-- start of Material for this exercise --

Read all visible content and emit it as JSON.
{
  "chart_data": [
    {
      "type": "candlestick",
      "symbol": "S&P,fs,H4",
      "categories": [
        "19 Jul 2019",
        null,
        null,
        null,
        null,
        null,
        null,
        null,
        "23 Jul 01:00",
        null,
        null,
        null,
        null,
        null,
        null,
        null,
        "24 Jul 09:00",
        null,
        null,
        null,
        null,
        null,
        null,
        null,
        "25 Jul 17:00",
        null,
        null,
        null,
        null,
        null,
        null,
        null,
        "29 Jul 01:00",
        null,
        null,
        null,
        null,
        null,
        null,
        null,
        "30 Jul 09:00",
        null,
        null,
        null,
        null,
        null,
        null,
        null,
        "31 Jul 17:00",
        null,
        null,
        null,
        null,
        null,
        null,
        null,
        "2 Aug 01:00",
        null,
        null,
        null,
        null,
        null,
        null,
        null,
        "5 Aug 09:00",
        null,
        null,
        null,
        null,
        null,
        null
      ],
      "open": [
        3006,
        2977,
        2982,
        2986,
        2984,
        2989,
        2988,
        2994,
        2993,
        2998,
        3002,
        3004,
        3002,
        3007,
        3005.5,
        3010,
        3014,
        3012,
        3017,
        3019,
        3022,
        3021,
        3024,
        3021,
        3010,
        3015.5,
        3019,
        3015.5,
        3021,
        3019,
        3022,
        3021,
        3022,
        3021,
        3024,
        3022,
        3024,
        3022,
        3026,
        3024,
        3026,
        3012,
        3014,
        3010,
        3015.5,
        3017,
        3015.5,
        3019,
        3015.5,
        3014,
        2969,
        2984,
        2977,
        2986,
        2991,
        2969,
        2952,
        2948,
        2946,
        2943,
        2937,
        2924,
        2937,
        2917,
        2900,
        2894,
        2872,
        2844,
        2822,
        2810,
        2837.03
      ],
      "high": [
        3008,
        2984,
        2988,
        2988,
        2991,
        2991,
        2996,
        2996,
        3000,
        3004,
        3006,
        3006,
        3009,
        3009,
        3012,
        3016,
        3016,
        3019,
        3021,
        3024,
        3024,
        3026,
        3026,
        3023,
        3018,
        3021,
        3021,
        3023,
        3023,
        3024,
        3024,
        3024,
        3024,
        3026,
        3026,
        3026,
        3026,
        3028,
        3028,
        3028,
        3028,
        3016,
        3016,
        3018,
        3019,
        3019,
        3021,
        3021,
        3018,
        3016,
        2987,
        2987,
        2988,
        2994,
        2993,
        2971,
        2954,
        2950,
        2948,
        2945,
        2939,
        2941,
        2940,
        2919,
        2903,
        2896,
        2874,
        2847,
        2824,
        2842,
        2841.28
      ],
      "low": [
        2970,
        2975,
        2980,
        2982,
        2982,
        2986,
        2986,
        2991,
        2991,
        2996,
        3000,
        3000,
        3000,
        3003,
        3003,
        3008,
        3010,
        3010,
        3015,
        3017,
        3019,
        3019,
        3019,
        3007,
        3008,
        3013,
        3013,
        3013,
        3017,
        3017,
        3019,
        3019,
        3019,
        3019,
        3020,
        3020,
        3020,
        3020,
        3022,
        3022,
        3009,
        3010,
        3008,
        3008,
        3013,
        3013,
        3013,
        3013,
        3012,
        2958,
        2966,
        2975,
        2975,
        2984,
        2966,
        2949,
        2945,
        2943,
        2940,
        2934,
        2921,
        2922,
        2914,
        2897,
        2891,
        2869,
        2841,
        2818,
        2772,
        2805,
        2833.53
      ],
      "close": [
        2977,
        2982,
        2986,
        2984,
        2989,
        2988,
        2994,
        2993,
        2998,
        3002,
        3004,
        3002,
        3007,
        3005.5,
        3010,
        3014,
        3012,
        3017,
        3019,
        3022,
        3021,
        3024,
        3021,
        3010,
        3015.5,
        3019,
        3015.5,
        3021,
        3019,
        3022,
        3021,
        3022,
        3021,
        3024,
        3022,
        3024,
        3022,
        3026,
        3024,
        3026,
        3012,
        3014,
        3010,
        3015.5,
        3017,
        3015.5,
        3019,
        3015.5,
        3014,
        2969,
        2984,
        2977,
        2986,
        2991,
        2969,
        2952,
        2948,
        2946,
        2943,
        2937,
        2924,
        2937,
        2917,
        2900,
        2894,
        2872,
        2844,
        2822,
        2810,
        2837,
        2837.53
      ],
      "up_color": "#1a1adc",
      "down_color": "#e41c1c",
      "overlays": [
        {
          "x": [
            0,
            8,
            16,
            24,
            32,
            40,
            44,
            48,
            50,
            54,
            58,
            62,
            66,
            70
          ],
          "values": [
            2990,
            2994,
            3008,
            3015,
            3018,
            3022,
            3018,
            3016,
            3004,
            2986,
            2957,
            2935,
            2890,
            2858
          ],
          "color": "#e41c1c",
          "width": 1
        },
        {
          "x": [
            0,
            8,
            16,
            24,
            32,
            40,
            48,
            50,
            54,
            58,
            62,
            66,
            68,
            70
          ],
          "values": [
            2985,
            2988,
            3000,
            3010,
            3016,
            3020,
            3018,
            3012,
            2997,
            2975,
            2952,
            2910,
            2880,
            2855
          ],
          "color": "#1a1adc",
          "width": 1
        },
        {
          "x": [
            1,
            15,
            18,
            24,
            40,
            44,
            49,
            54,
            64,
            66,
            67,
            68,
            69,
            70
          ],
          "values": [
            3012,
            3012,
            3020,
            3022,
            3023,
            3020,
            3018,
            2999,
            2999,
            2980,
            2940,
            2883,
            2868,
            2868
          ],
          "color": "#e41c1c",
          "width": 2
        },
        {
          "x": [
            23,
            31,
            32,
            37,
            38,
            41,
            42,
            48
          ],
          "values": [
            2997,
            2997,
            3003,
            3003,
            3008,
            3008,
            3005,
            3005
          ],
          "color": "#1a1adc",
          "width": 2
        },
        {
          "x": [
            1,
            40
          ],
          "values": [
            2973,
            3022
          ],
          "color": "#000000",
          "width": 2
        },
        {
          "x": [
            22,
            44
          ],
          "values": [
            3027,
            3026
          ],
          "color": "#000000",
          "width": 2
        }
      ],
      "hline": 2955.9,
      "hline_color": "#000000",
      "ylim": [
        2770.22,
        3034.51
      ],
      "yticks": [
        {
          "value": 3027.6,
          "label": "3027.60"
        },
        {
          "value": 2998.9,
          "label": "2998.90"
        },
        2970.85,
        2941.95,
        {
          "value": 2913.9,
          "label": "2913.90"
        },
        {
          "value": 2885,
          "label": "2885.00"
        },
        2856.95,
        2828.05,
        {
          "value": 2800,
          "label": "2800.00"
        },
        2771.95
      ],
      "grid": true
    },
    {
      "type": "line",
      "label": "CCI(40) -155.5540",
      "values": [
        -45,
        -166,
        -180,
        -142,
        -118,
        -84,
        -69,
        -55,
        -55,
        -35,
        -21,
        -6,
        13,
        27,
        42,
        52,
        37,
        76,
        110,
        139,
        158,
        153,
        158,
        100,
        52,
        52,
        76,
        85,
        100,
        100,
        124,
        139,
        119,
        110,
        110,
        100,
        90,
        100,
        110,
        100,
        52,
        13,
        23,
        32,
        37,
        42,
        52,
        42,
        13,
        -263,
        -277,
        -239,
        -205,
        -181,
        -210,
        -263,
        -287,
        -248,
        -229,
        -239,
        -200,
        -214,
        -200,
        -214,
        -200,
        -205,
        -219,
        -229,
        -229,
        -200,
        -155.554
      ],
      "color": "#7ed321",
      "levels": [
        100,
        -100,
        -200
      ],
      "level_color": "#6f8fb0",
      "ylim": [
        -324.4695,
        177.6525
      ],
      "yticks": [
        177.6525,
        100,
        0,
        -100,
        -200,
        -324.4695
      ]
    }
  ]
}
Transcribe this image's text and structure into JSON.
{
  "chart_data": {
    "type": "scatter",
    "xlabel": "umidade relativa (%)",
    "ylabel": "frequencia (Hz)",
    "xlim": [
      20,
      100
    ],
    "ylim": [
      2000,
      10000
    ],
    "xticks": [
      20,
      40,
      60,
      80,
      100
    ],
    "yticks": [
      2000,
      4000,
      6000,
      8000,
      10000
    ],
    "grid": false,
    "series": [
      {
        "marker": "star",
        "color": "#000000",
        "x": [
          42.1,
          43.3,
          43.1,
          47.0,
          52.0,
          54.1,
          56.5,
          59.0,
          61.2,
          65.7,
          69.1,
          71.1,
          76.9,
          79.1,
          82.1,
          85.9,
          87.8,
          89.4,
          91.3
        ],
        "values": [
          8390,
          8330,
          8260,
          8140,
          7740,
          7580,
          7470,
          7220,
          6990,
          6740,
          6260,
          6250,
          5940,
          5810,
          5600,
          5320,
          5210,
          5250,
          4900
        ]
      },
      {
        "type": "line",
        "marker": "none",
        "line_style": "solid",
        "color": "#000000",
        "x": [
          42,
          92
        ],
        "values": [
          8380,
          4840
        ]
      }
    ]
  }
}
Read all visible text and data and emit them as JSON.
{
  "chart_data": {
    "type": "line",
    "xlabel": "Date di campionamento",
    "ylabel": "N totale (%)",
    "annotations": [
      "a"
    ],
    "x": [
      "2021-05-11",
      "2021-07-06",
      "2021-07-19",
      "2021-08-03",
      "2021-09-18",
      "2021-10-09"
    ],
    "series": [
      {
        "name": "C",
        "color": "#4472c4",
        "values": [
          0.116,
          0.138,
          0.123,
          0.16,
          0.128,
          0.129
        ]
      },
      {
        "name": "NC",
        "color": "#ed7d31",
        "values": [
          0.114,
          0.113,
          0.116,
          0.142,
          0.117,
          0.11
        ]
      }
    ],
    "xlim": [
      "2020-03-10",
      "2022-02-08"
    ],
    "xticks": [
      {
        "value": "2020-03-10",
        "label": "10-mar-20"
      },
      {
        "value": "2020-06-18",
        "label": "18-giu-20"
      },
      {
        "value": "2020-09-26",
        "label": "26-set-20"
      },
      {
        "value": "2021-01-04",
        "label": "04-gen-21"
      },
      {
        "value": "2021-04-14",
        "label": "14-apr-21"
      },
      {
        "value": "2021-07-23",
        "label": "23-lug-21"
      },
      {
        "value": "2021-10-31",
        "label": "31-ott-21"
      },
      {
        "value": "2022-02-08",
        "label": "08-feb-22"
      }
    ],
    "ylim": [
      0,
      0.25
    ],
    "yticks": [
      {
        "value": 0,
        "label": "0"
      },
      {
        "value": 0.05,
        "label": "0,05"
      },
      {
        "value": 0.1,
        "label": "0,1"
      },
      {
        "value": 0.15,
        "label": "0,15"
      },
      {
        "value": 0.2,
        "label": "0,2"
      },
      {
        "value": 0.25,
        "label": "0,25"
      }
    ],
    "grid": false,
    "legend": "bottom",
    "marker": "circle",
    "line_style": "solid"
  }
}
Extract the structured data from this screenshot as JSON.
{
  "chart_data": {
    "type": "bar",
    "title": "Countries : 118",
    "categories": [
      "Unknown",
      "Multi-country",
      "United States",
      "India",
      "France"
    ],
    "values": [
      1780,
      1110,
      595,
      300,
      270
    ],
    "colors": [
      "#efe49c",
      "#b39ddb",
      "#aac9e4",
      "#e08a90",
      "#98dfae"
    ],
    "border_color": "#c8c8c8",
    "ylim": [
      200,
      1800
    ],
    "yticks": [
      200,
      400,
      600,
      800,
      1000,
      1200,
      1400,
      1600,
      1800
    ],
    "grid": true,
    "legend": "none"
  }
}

-- end of Material for this exercise --

◆ What you will do ◆
Gather up every line from the listing above in which the word "text" occurs.

◆ Result below ◆
Transcribe this image's text and structure into JSON.
Read all visible text and data and emit them as JSON.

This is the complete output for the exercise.